**Instruction**
Provide only the number of lines in the data below that contain the word "JSON".

**Data records**
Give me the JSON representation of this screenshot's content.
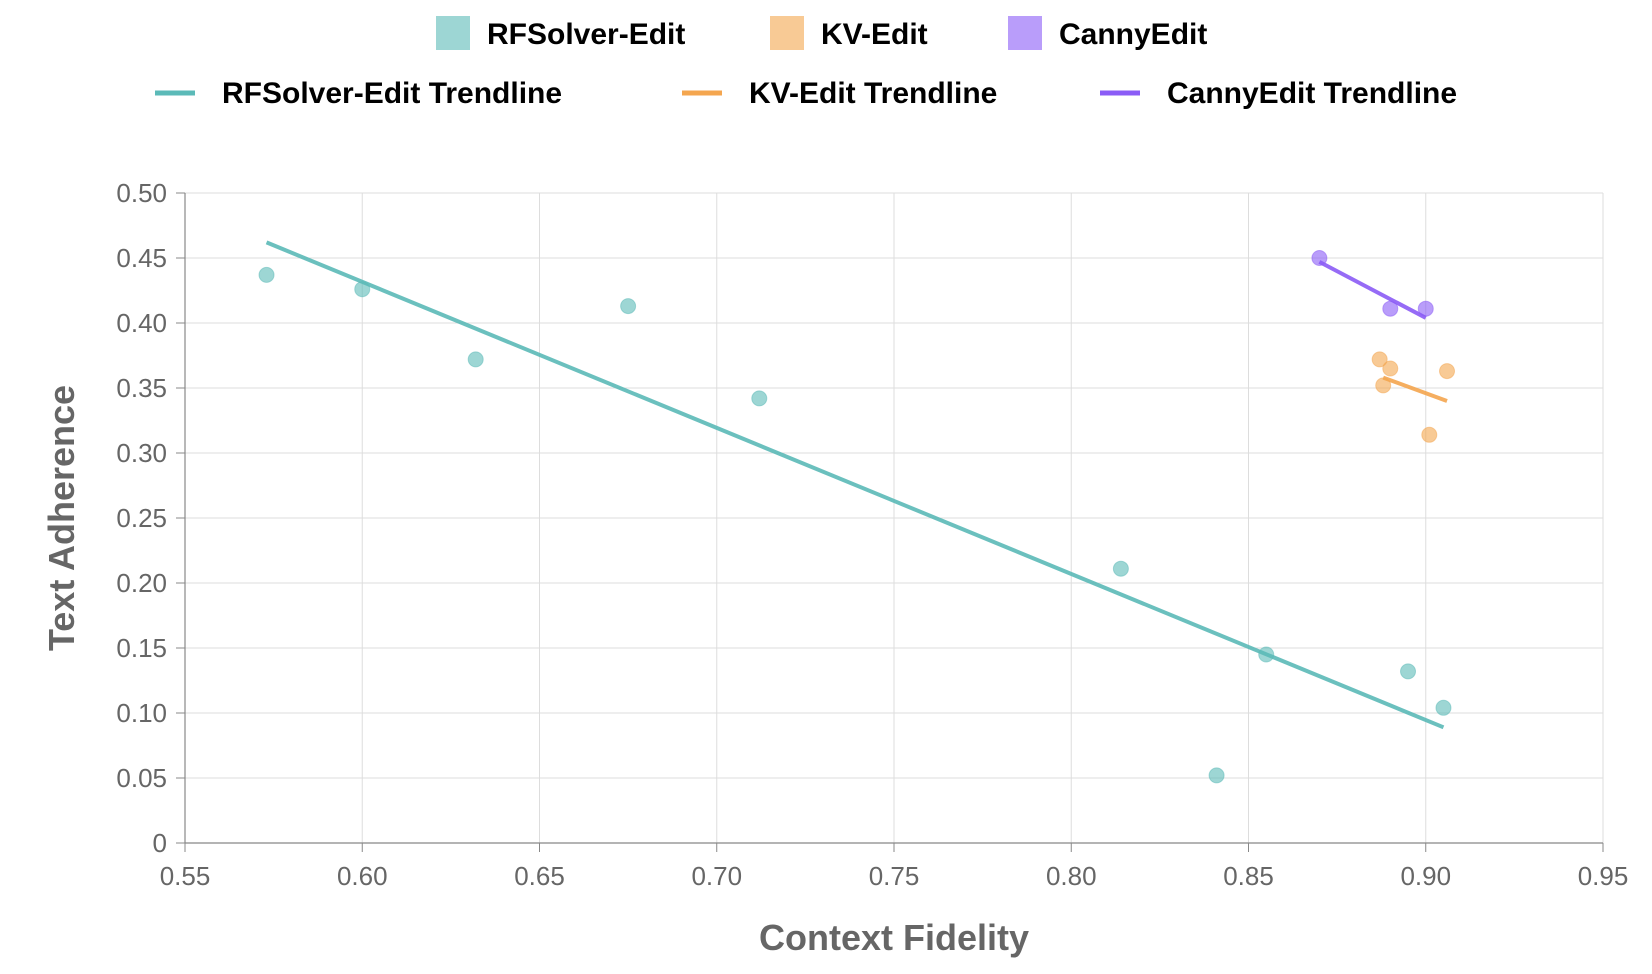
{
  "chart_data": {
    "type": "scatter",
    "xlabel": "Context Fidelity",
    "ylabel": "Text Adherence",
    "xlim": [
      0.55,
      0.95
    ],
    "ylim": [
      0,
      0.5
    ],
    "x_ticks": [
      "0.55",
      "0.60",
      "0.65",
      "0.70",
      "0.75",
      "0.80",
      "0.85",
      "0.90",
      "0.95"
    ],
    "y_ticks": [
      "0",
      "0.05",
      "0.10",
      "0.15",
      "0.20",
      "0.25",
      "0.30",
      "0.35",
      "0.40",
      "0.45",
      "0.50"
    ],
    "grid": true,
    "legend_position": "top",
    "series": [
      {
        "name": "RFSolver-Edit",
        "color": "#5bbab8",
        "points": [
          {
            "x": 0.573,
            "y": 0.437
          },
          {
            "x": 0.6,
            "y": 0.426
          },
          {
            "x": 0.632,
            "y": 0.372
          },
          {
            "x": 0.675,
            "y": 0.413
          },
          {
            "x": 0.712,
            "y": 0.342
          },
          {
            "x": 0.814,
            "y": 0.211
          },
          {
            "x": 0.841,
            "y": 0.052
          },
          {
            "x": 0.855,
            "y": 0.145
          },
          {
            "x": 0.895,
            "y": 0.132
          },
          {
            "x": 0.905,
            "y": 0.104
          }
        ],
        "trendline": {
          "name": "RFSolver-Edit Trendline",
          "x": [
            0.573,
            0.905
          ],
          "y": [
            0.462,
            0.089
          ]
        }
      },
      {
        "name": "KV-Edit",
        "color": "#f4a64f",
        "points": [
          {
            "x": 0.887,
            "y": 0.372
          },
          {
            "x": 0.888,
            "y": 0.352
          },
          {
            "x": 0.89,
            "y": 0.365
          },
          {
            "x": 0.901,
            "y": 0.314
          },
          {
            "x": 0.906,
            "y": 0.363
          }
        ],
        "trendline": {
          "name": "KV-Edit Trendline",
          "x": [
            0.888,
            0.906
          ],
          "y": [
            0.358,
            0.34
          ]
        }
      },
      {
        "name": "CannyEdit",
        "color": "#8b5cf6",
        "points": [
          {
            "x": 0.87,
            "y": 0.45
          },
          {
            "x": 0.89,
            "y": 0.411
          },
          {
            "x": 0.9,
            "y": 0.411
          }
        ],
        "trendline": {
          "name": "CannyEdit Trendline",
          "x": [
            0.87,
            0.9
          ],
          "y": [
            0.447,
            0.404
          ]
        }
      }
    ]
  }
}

...

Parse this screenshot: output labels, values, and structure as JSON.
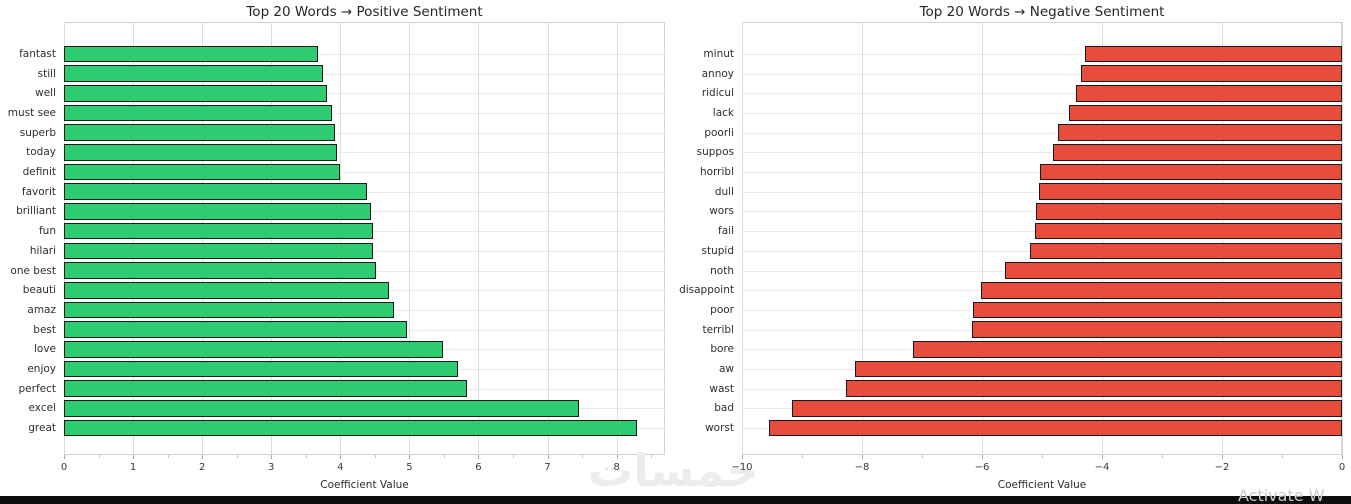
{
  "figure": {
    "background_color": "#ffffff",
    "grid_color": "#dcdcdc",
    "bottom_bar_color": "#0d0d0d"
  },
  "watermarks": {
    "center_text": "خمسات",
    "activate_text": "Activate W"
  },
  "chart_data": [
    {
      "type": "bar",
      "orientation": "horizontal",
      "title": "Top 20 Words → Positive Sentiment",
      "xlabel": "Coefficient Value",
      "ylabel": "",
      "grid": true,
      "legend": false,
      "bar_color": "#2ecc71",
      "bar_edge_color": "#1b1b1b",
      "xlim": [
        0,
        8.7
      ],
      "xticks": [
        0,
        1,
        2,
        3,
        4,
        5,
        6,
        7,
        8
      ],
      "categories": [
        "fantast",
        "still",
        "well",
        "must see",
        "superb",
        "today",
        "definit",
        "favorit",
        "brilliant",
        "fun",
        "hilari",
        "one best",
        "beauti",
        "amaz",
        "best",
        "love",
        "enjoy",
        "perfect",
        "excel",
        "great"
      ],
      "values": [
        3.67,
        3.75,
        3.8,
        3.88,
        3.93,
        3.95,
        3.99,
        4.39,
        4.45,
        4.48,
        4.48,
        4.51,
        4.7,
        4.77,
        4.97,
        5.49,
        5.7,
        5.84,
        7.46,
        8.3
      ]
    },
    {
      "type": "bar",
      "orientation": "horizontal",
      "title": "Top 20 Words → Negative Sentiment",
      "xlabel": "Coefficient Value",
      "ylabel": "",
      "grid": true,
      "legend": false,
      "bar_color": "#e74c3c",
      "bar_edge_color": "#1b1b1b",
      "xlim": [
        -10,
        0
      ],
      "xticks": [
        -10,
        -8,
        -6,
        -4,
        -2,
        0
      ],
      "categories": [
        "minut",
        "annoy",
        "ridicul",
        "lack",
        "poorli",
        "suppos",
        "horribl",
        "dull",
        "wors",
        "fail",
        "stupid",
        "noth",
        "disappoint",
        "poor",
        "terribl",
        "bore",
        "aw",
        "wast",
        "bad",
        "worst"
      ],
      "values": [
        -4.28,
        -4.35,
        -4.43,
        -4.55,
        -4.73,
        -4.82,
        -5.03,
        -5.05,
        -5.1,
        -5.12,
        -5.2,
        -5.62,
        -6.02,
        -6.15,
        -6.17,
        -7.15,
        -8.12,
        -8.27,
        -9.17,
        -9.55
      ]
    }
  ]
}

...

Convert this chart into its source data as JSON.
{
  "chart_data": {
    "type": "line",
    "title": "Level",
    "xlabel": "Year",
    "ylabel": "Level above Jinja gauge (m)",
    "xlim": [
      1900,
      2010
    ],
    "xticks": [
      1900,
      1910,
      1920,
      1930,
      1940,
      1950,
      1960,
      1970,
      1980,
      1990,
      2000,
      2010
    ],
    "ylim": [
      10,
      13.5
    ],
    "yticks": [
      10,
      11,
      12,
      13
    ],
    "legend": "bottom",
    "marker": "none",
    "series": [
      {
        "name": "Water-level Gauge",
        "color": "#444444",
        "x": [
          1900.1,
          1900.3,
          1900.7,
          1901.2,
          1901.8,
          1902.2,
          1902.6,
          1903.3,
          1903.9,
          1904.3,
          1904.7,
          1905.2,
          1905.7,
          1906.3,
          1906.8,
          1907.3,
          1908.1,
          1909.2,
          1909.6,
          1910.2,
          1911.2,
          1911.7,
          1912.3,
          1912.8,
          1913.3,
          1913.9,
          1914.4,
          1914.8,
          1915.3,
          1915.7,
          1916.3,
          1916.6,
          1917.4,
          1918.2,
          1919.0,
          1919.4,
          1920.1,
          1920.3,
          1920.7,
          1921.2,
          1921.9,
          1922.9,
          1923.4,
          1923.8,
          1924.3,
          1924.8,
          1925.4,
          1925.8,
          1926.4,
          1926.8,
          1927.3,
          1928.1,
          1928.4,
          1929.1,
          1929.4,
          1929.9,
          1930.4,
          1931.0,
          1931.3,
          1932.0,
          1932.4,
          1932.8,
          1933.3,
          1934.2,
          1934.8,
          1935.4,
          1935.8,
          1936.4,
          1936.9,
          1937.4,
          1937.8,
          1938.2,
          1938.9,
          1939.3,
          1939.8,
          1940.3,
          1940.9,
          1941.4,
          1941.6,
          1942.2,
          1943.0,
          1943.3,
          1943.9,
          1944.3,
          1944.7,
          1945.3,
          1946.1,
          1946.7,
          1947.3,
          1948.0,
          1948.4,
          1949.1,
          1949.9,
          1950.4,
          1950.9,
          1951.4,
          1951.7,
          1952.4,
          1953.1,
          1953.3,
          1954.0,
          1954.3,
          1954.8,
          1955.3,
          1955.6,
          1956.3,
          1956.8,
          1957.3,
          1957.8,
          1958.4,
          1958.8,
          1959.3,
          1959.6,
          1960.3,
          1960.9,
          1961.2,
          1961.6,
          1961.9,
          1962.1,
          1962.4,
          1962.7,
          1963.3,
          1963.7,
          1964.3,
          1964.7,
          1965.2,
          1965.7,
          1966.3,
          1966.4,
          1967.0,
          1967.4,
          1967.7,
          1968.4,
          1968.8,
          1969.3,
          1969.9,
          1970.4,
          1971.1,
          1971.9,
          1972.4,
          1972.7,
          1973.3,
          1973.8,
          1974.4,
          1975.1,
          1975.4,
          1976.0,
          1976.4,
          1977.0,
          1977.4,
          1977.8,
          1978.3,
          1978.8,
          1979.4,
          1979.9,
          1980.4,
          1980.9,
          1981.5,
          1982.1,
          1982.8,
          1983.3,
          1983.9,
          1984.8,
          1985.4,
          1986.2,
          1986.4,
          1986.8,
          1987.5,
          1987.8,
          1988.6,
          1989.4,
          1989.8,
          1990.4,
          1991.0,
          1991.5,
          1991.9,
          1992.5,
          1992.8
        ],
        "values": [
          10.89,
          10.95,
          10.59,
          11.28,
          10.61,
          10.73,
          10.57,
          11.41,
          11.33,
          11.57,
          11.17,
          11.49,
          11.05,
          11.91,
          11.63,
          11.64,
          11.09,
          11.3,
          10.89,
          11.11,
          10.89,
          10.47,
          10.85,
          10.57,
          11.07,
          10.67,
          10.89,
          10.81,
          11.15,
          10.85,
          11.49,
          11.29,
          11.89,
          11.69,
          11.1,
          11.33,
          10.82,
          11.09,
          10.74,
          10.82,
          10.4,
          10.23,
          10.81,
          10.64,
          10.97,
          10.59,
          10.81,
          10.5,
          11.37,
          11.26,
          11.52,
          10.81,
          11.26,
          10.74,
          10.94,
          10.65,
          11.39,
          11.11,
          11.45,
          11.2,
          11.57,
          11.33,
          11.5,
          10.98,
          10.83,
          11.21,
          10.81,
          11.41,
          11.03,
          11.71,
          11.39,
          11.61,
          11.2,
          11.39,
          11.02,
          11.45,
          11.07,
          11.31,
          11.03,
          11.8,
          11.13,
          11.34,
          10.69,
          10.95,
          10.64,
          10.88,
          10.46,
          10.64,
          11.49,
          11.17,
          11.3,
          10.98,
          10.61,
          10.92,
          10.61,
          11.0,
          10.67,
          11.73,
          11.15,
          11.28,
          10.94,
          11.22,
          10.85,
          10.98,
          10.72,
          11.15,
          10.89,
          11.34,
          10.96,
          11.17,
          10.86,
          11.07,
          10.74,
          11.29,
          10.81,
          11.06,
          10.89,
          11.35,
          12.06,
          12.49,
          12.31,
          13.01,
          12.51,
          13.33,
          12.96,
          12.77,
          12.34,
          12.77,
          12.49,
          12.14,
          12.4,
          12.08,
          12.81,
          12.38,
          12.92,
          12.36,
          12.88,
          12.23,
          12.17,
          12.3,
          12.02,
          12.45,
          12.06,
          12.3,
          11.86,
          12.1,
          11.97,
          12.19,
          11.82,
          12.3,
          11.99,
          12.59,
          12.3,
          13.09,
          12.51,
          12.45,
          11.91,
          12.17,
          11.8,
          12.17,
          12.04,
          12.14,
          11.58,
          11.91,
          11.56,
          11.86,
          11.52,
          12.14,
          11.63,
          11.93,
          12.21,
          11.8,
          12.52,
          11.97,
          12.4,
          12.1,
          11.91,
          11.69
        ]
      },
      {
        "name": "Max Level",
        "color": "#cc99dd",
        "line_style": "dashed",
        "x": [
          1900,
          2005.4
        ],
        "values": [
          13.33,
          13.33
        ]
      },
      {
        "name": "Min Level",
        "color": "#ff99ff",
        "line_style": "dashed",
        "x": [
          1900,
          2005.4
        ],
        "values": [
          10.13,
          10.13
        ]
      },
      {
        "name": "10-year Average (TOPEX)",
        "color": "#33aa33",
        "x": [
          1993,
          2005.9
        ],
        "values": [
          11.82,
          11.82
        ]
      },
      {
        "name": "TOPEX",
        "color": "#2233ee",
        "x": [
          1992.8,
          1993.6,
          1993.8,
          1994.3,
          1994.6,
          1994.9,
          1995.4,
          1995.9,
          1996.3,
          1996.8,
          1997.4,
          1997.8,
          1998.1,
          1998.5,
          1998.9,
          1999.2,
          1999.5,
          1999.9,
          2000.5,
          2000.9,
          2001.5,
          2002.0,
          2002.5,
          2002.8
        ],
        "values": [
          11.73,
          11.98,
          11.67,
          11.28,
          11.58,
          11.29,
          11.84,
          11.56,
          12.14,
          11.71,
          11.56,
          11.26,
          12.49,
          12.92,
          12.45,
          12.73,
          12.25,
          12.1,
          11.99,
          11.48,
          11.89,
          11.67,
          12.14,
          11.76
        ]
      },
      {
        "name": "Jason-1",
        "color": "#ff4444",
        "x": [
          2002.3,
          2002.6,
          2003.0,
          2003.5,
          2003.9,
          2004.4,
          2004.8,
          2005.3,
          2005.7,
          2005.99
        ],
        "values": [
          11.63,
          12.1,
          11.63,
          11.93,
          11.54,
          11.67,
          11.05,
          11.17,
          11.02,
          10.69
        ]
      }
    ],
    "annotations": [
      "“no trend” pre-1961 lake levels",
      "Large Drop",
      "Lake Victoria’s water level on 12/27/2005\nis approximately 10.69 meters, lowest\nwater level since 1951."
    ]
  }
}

**Solution**
3